• Quoted passage:
=-=-=-=-=

“I have taught at least three generations from the same family,” says Nanda Prusty of Kantira village in Odisha’s Jajpur district, approximately 100 km from the capital city of Bhubaneswar
Nanda Prusty looks at his grandson, who repeats the question for the third time. Over the years, he has become hard on hearing, but his cognitive abilities remain unhindered. Age is clearly taking a toll on his physical health, but his passion remains unbridled.
He grasps the question in the third attempt and begins narrating his story.
“I have taught at least three generations from the same family. You can imagine the number of years I must have put into teaching,” Nanda Prusty of Kantira village in Odisha’s Jajpur district, approximately 100 km from the capital city of Bhubaneswar says.
A smile lights up on the face of his grandson Sarbeswar (30), who acts as the mediator in the conversation.
“My grandfather has been teaching for 70 years. Yes, seven decades. Isn’t that incredible?” asks Sarbeswar, beaming with pride.
Nanda Prusty, popularly known as ‘Nanda sir’ is still young at 102 years. He has the same zest for teaching today that he had when he started.
“I don’t remember the exact year when I started teaching. But, it was really long ago, before India got independence. Everyone in my village was illiterate. So, I was sent to my maternal uncle’s place in Jajpur district to get an education. After I returned, I started teaching others,” Nanda sir recalls.
Sarbeswar, who had grown up listening to the tales of his grandfather from his father, chips in to give more details.
“My grandfather was the only child of his parents. After he finished his education, he got a job at a place which was slightly far away from home. My great-grandfather (Nanda Prusty’s father) couldn’t bear the separation from his only son, so he asked him to quit his job and return home.”
Once back, a young Nanda didn’t find any work to do. He belonged to a family of farmers, and the earning was decent enough to run the house.
“After returning to my village, I would often spot young children roaming around aimlessly. They were all illiterate and couldn’t write one word. Since I also had no work, I decided to teach them. Initially, I had to run after them and pester them to study. It was difficult to convince the children,” says Nanda.
Since there was no school or any infrastructure in the village, he started teaching under a tree. For Nanda, the knowledge sharing exercise was done to help others, and therefore he didn’t take any money.
“I like children. Teaching gave me happiness. I wanted the kids to grow up and become good human beings. So, my intention was too valuable to be compared with money. I didn’t charge a single penny,” he says.

=-=-=-=-=

• Record extracts:
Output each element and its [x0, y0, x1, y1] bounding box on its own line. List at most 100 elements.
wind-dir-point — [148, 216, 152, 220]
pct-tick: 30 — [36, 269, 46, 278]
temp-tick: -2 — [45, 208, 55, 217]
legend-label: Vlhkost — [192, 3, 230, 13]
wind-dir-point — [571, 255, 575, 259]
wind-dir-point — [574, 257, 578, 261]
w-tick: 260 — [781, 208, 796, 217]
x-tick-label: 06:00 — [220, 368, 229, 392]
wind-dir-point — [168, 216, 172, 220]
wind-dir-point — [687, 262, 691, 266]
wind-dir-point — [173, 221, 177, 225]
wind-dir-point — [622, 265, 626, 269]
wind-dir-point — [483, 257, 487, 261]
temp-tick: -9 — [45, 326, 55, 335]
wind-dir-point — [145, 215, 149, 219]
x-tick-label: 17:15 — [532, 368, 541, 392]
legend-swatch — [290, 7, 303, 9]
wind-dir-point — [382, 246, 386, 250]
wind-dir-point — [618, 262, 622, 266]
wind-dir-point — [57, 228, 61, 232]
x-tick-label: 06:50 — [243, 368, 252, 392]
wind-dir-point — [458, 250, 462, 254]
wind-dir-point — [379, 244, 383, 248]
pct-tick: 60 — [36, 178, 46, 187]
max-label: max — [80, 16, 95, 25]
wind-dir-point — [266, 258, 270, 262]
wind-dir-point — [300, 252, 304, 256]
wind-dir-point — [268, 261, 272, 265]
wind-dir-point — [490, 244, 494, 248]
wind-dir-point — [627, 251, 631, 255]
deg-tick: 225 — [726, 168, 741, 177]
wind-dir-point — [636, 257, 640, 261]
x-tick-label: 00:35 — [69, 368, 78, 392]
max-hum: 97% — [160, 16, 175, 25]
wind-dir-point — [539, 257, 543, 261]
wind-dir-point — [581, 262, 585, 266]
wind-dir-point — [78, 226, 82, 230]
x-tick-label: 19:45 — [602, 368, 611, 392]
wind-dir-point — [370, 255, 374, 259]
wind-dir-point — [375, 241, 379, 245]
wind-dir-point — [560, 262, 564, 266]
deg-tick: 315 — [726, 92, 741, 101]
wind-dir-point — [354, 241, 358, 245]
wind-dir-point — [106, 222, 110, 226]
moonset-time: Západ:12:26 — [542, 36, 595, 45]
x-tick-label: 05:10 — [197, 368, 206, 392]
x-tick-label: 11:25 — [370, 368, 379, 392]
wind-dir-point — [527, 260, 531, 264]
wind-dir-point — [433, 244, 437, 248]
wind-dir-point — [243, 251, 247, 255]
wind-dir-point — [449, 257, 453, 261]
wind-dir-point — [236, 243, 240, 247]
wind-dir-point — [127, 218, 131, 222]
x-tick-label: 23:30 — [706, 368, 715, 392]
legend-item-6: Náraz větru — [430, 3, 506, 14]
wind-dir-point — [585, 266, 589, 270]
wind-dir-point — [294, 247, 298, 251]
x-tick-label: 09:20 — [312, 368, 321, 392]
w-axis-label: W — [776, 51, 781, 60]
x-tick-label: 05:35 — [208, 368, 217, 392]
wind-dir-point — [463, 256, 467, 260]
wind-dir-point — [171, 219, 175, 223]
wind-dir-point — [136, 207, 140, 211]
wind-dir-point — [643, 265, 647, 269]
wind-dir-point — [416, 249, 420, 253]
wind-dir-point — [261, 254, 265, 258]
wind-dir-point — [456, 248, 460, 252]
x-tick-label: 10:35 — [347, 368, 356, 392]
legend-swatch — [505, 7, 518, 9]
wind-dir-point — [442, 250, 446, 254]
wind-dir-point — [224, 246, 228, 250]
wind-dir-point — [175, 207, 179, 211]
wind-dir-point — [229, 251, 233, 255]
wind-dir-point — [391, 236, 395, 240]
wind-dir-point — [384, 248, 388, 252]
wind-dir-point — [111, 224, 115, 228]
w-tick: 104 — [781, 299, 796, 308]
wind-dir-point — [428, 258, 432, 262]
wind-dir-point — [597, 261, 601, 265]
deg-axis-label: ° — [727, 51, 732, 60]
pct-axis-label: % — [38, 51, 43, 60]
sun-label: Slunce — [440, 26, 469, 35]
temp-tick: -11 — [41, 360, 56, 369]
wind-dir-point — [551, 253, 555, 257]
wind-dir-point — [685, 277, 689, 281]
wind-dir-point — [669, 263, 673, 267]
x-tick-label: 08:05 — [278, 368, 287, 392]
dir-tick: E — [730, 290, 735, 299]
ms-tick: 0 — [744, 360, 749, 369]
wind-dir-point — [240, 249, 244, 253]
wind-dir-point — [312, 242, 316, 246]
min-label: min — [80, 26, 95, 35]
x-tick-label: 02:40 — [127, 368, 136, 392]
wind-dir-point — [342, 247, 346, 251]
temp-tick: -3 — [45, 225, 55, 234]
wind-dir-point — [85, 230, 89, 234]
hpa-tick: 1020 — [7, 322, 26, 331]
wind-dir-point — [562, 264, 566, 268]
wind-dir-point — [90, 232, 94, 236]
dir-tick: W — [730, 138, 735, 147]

=-=-=-=-=

• Activity 1: According to the text about Nanda Prusty, where did he first teach the village children, and why there?
• Activity 2: Resume the text about Nanda Prusty, starting right after its final sentence.
The records are separate material and have no connection to the text about Nanda Prusty.

• Written reply 1: He taught them under a tree, because the village had no school or any infrastructure.

• Written reply 2:
Soon, the popularity grew, and the villagers started sending their children to ‘Nanda sir’ for education. In fact, the elderly also became his students.
“There used to be two shifts – morning shift for the kids and late evening for the elderly. The kids would learn Odia alphabets and a bit of mathematics. The elderly would come to me to learn how to write their names, basically their signature,” Nanda says.
The tradition which started when Nanda was a young boy continues to date. Of course, the villagers now take education more seriously, and the kids go to school regularly. But even then, the villagers send their children to Nanda sir’s classes.
Even today, he gets up around 6 am and takes classes from 7.30 am to 9 am. He retakes classes during the late afternoon hours from 4.30 pm.
“There are about 40 students who attend his classes. All of them are enrolled in the village school but still come to my grandfather twice every day. With all these years of teaching, he has earned respect in the village for which every family wants their child to learn from Nanda sir,” says Sarbeswar.
The tree under which Nanda sir used to teach has been replaced by a temple built by him around seven years back. So, now the classes remain unhindered even during rough weather conditions. The classes were suspended for a few months during the pandemic, but have resumed now.
So far, Nanda sir has not taken any help from the government, nor he intends to do so in future.
“Why should I take help? I taught them for free all these years, so why should I avail any facility now? My only intention is to educate others. That’s all I need. I will continue teaching the children as long as my health permits,” Nanda sir says.